#### Task statement:
Copy the rows from the one containing "Enumerate the UI" down through the one containing "I need the location", substituting "coordinates" for "bounding boxes" and leaving everything else unchanged.

#### Input material:
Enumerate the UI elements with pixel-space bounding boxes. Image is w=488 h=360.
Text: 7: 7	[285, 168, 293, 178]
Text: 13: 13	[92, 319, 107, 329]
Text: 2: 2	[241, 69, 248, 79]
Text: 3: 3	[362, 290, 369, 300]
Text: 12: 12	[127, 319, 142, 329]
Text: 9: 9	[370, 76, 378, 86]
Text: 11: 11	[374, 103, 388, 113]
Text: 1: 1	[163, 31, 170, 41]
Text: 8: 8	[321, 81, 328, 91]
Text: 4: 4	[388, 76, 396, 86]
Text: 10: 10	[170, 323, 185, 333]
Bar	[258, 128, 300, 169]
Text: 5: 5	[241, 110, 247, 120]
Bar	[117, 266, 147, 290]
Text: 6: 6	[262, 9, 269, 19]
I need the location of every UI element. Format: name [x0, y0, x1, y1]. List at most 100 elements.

---

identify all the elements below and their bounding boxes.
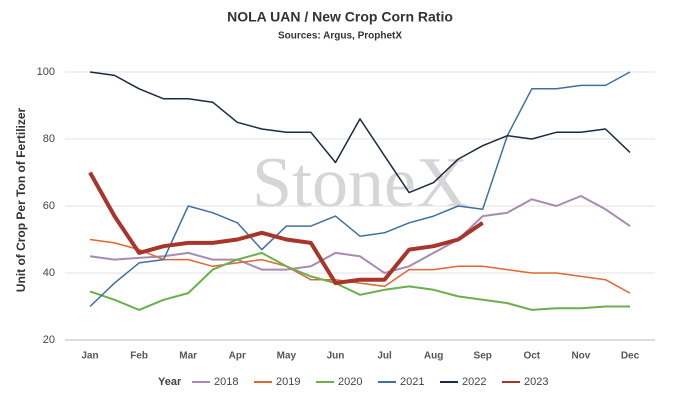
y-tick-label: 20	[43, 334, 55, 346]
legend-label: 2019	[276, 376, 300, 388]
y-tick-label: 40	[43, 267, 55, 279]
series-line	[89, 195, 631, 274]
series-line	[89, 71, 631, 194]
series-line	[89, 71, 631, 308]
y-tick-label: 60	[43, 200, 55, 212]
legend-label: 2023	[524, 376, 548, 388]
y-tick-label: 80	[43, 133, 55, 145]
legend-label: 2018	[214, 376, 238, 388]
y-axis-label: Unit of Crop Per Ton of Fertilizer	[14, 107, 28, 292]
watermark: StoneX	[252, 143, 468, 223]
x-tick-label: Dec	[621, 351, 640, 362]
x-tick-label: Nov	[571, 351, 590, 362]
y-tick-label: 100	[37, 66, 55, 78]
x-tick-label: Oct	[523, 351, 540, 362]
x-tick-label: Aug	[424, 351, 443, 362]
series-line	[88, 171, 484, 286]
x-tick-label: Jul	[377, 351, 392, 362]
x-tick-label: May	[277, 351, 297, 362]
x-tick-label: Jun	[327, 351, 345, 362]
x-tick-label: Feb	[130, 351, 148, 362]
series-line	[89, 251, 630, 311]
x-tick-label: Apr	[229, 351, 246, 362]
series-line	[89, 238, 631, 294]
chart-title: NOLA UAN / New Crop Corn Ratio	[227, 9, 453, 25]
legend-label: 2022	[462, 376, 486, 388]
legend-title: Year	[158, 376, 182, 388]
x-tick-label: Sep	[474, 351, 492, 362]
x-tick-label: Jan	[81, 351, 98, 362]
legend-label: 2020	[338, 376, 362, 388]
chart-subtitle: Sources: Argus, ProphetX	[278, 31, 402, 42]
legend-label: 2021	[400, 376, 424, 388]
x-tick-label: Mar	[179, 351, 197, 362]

#### Result:
Enumerate the UI elements with pixel-space coordinates. Image is w=488 h=360.
Text: 7: 7	[285, 168, 293, 178]
Text: 13: 13	[92, 319, 107, 329]
Text: 2: 2	[241, 69, 248, 79]
Text: 3: 3	[362, 290, 369, 300]
Text: 12: 12	[127, 319, 142, 329]
Text: 9: 9	[370, 76, 378, 86]
Text: 11: 11	[374, 103, 388, 113]
Text: 1: 1	[163, 31, 170, 41]
Text: 8: 8	[321, 81, 328, 91]
Text: 4: 4	[388, 76, 396, 86]
Text: 10: 10	[170, 323, 185, 333]
Bar	[258, 128, 300, 169]
Text: 5: 5	[241, 110, 247, 120]
Bar	[117, 266, 147, 290]
Text: 6: 6	[262, 9, 269, 19]
I need the location of every UI element. Format: name [x0, y0, x1, y1]. List at most 100 elements.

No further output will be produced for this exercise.